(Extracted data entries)
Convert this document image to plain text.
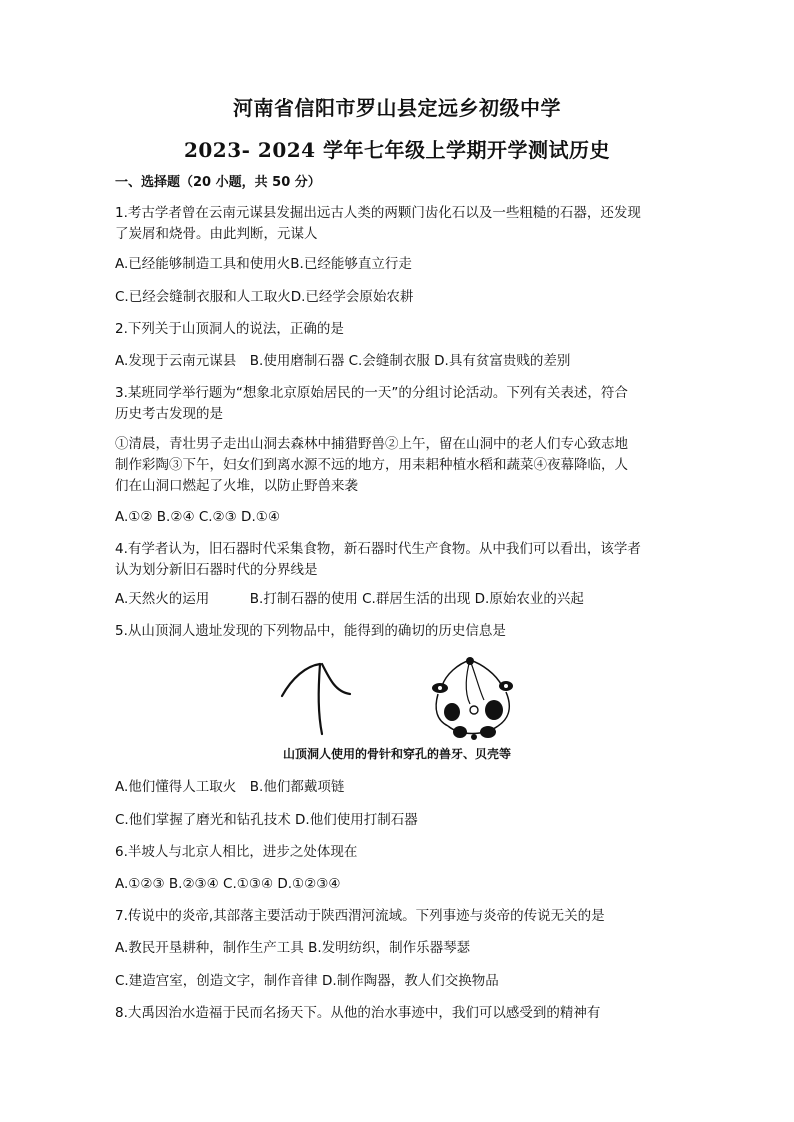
河南省信阳市罗山县定远乡初级中学
2023- 2024 学年七年级上学期开学测试历史
一、选择题（20 小题，共 50 分）
1.考古学者曾在云南元谋县发掘出远古人类的两颗门齿化石以及一些粗糙的石器，还发现
了炭屑和烧骨。由此判断，元谋人
A.已经能够制造工具和使用火B.已经能够直立行走
C.已经会缝制衣服和人工取火D.已经学会原始农耕
2.下列关于山顶洞人的说法，正确的是
A.发现于云南元谋县　B.使用磨制石器 C.会缝制衣服 D.具有贫富贵贱的差别
3.某班同学举行题为“想象北京原始居民的一天”的分组讨论活动。下列有关表述，符合
历史考古发现的是
①清晨，青壮男子走出山洞去森林中捕猎野兽②上午，留在山洞中的老人们专心致志地
制作彩陶③下午，妇女们到离水源不远的地方，用耒耜种植水稻和蔬菜④夜幕降临，人
们在山洞口燃起了火堆，以防止野兽来袭
A.①② B.②④ C.②③ D.①④
4.有学者认为，旧石器时代采集食物，新石器时代生产食物。从中我们可以看出，该学者
认为划分新旧石器时代的分界线是
A.天然火的运用　　　B.打制石器的使用 C.群居生活的出现 D.原始农业的兴起
5.从山顶洞人遗址发现的下列物品中，能得到的确切的历史信息是
山顶洞人使用的骨针和穿孔的兽牙、贝壳等
A.他们懂得人工取火　B.他们都戴项链
C.他们掌握了磨光和钻孔技术 D.他们使用打制石器
6.半坡人与北京人相比，进步之处体现在
A.①②③ B.②③④ C.①③④ D.①②③④
7.传说中的炎帝,其部落主要活动于陕西渭河流域。下列事迹与炎帝的传说无关的是
A.教民开垦耕种，制作生产工具 B.发明纺织，制作乐器琴瑟
C.建造宫室，创造文字，制作音律 D.制作陶器，教人们交换物品
8.大禹因治水造福于民而名扬天下。从他的治水事迹中，我们可以感受到的精神有
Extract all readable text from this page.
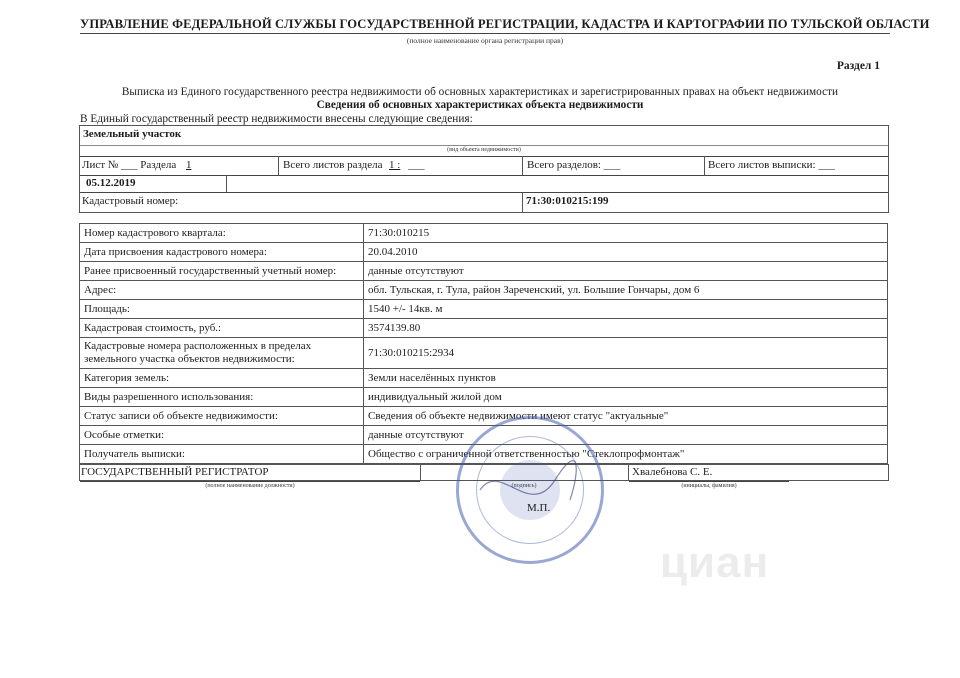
УПРАВЛЕНИЕ ФЕДЕРАЛЬНОЙ СЛУЖБЫ ГОСУДАРСТВЕННОЙ РЕГИСТРАЦИИ, КАДАСТРА И КАРТОГРАФИИ ПО ТУЛЬСКОЙ ОБЛАСТИ
(полное наименование органа регистрации прав)
Раздел 1
Выписка из Единого государственного реестра недвижимости об основных характеристиках и зарегистрированных правах на объект недвижимости
Сведения об основных характеристиках объекта недвижимости
В Единый государственный реестр недвижимости внесены следующие сведения:
Земельный участок
(вид объекта недвижимости)
Лист № ___ Раздела 1	Всего листов раздела 1 : ___	Всего разделов: ___	Всего листов выписки: ___
05.12.2019
Кадастровый номер:	71:30:010215:199
Номер кадастрового квартала:	71:30:010215
Дата присвоения кадастрового номера:	20.04.2010
Ранее присвоенный государственный учетный номер:	данные отсутствуют
Адрес:	обл. Тульская, г. Тула, район Зареченский, ул. Большие Гончары, дом 6
Площадь:	1540 +/- 14кв. м
Кадастровая стоимость, руб.:	3574139.80
Кадастровые номера расположенных в пределах земельного участка объектов недвижимости:	71:30:010215:2934
Категория земель:	Земли населённых пунктов
Виды разрешенного использования:	индивидуальный жилой дом
Статус записи об объекте недвижимости:	Сведения об объекте недвижимости имеют статус "актуальные"
Особые отметки:	данные отсутствуют
Получатель выписки:	Общество с ограниченной ответственностью "Стеклопрофмонтаж"
ГОСУДАРСТВЕННЫЙ РЕГИСТРАТОР	Хвалебнова С. Е.
(полное наименование должности)	(подпись)	(инициалы, фамилия)
М.П.
циан
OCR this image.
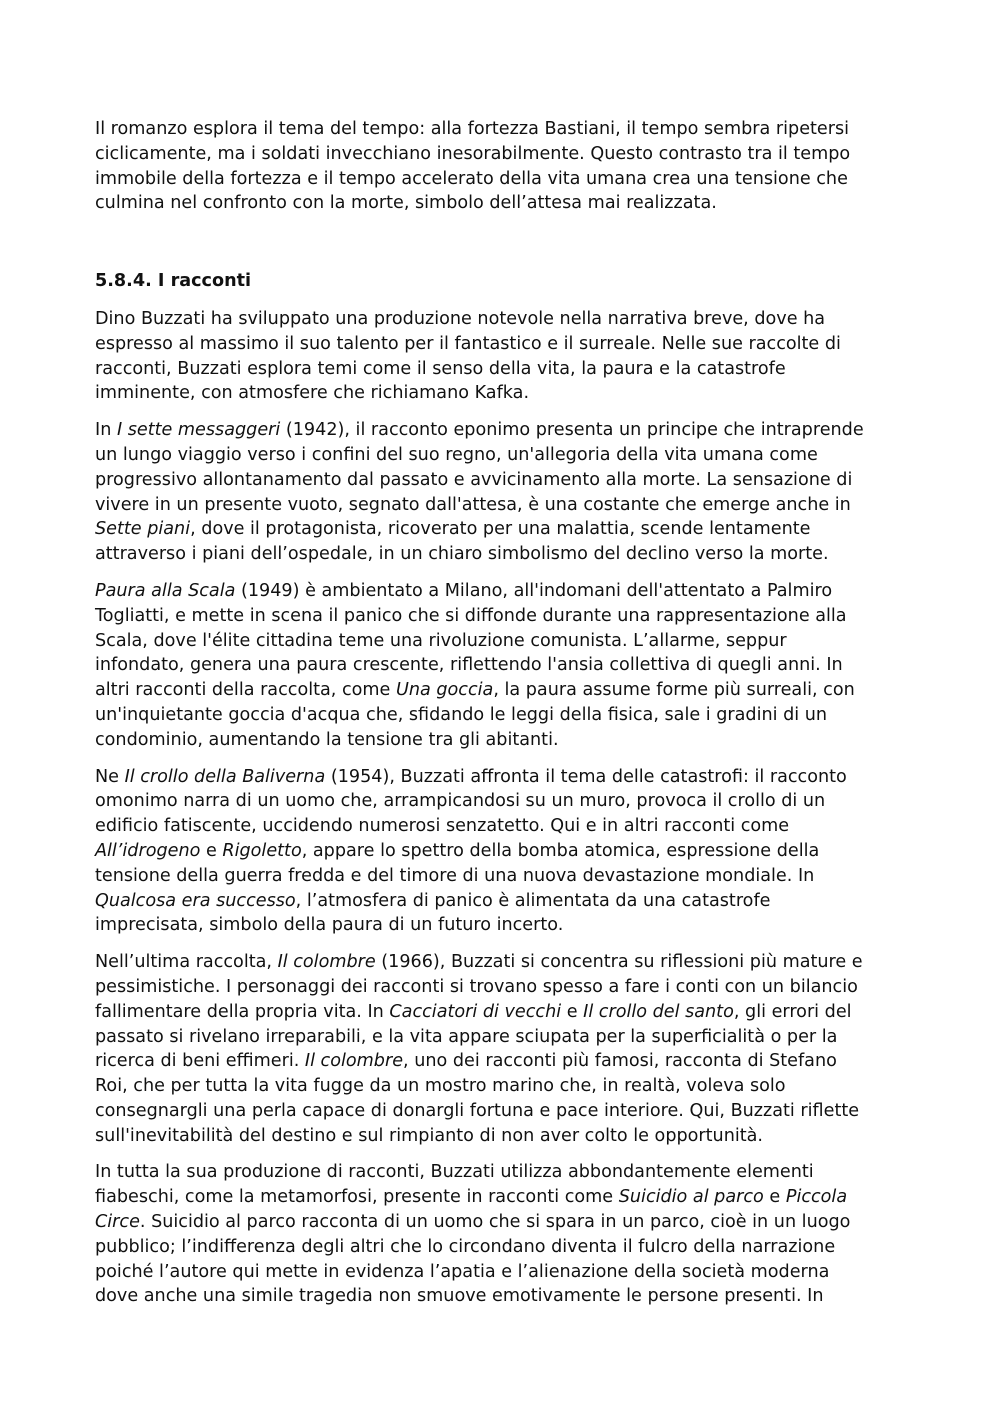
Il romanzo esplora il tema del tempo: alla fortezza Bastiani, il tempo sembra ripetersi
ciclicamente, ma i soldati invecchiano inesorabilmente. Questo contrasto tra il tempo
immobile della fortezza e il tempo accelerato della vita umana crea una tensione che
culmina nel confronto con la morte, simbolo dell’attesa mai realizzata.
5.8.4. I racconti
Dino Buzzati ha sviluppato una produzione notevole nella narrativa breve, dove ha
espresso al massimo il suo talento per il fantastico e il surreale. Nelle sue raccolte di
racconti, Buzzati esplora temi come il senso della vita, la paura e la catastrofe
imminente, con atmosfere che richiamano Kafka.
In I sette messaggeri (1942), il racconto eponimo presenta un principe che intraprende
un lungo viaggio verso i confini del suo regno, un'allegoria della vita umana come
progressivo allontanamento dal passato e avvicinamento alla morte. La sensazione di
vivere in un presente vuoto, segnato dall'attesa, è una costante che emerge anche in
Sette piani, dove il protagonista, ricoverato per una malattia, scende lentamente
attraverso i piani dell’ospedale, in un chiaro simbolismo del declino verso la morte.
Paura alla Scala (1949) è ambientato a Milano, all'indomani dell'attentato a Palmiro
Togliatti, e mette in scena il panico che si diffonde durante una rappresentazione alla
Scala, dove l'élite cittadina teme una rivoluzione comunista. L’allarme, seppur
infondato, genera una paura crescente, riflettendo l'ansia collettiva di quegli anni. In
altri racconti della raccolta, come Una goccia, la paura assume forme più surreali, con
un'inquietante goccia d'acqua che, sfidando le leggi della fisica, sale i gradini di un
condominio, aumentando la tensione tra gli abitanti.
Ne Il crollo della Baliverna (1954), Buzzati affronta il tema delle catastrofi: il racconto
omonimo narra di un uomo che, arrampicandosi su un muro, provoca il crollo di un
edificio fatiscente, uccidendo numerosi senzatetto. Qui e in altri racconti come
All’idrogeno e Rigoletto, appare lo spettro della bomba atomica, espressione della
tensione della guerra fredda e del timore di una nuova devastazione mondiale. In
Qualcosa era successo, l’atmosfera di panico è alimentata da una catastrofe
imprecisata, simbolo della paura di un futuro incerto.
Nell’ultima raccolta, Il colombre (1966), Buzzati si concentra su riflessioni più mature e
pessimistiche. I personaggi dei racconti si trovano spesso a fare i conti con un bilancio
fallimentare della propria vita. In Cacciatori di vecchi e Il crollo del santo, gli errori del
passato si rivelano irreparabili, e la vita appare sciupata per la superficialità o per la
ricerca di beni effimeri. Il colombre, uno dei racconti più famosi, racconta di Stefano
Roi, che per tutta la vita fugge da un mostro marino che, in realtà, voleva solo
consegnargli una perla capace di donargli fortuna e pace interiore. Qui, Buzzati riflette
sull'inevitabilità del destino e sul rimpianto di non aver colto le opportunità.
In tutta la sua produzione di racconti, Buzzati utilizza abbondantemente elementi
fiabeschi, come la metamorfosi, presente in racconti come Suicidio al parco e Piccola
Circe. Suicidio al parco racconta di un uomo che si spara in un parco, cioè in un luogo
pubblico; l’indifferenza degli altri che lo circondano diventa il fulcro della narrazione
poiché l’autore qui mette in evidenza l’apatia e l’alienazione della società moderna
dove anche una simile tragedia non smuove emotivamente le persone presenti. In
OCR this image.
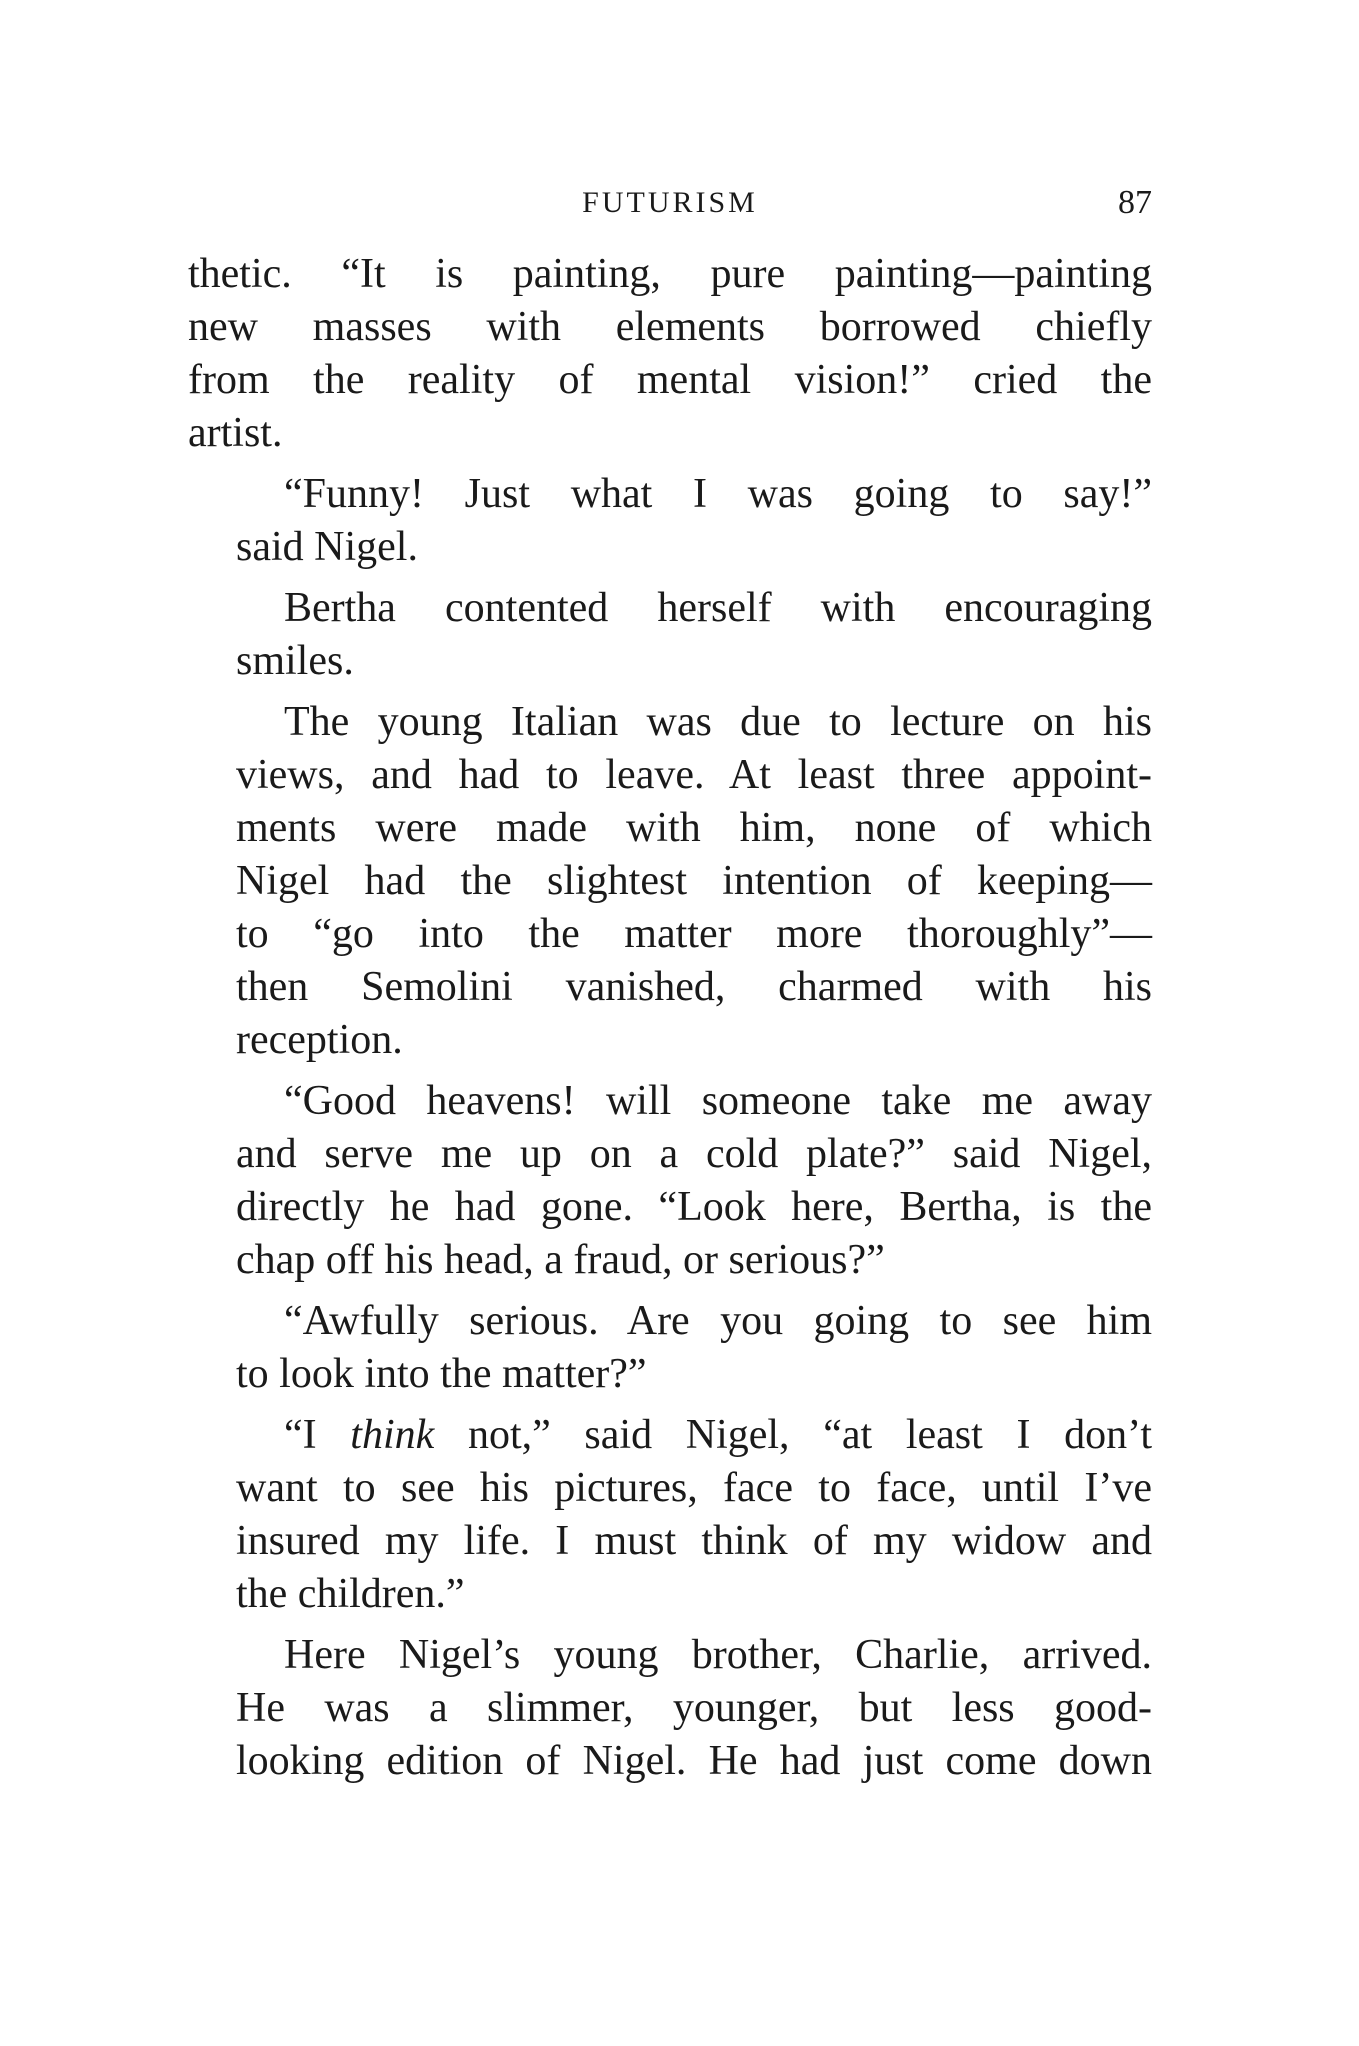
FUTURISM	87
thetic. “It is painting, pure painting—painting
new masses with elements borrowed chiefly
from the reality of mental vision!” cried the
artist.
“Funny! Just what I was going to say!”
said Nigel.
Bertha contented herself with encouraging
smiles.
The young Italian was due to lecture on his
views, and had to leave. At least three appoint-
ments were made with him, none of which
Nigel had the slightest intention of keeping—
to “go into the matter more thoroughly”—
then Semolini vanished, charmed with his
reception.
“Good heavens! will someone take me away
and serve me up on a cold plate?” said Nigel,
directly he had gone. “Look here, Bertha, is the
chap off his head, a fraud, or serious?”
“Awfully serious. Are you going to see him
to look into the matter?”
“I think not,” said Nigel, “at least I don’t
want to see his pictures, face to face, until I’ve
insured my life. I must think of my widow and
the children.”
Here Nigel’s young brother, Charlie, arrived.
He was a slimmer, younger, but less good-
looking edition of Nigel. He had just come down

■ What you should do
Scan the material for lines with the word "umana", and copy each line you find.

■ The reply
immobile della fortezza e il tempo accelerato della vita umana crea una tensione che
un lungo viaggio verso i confini del suo regno, un'allegoria della vita umana come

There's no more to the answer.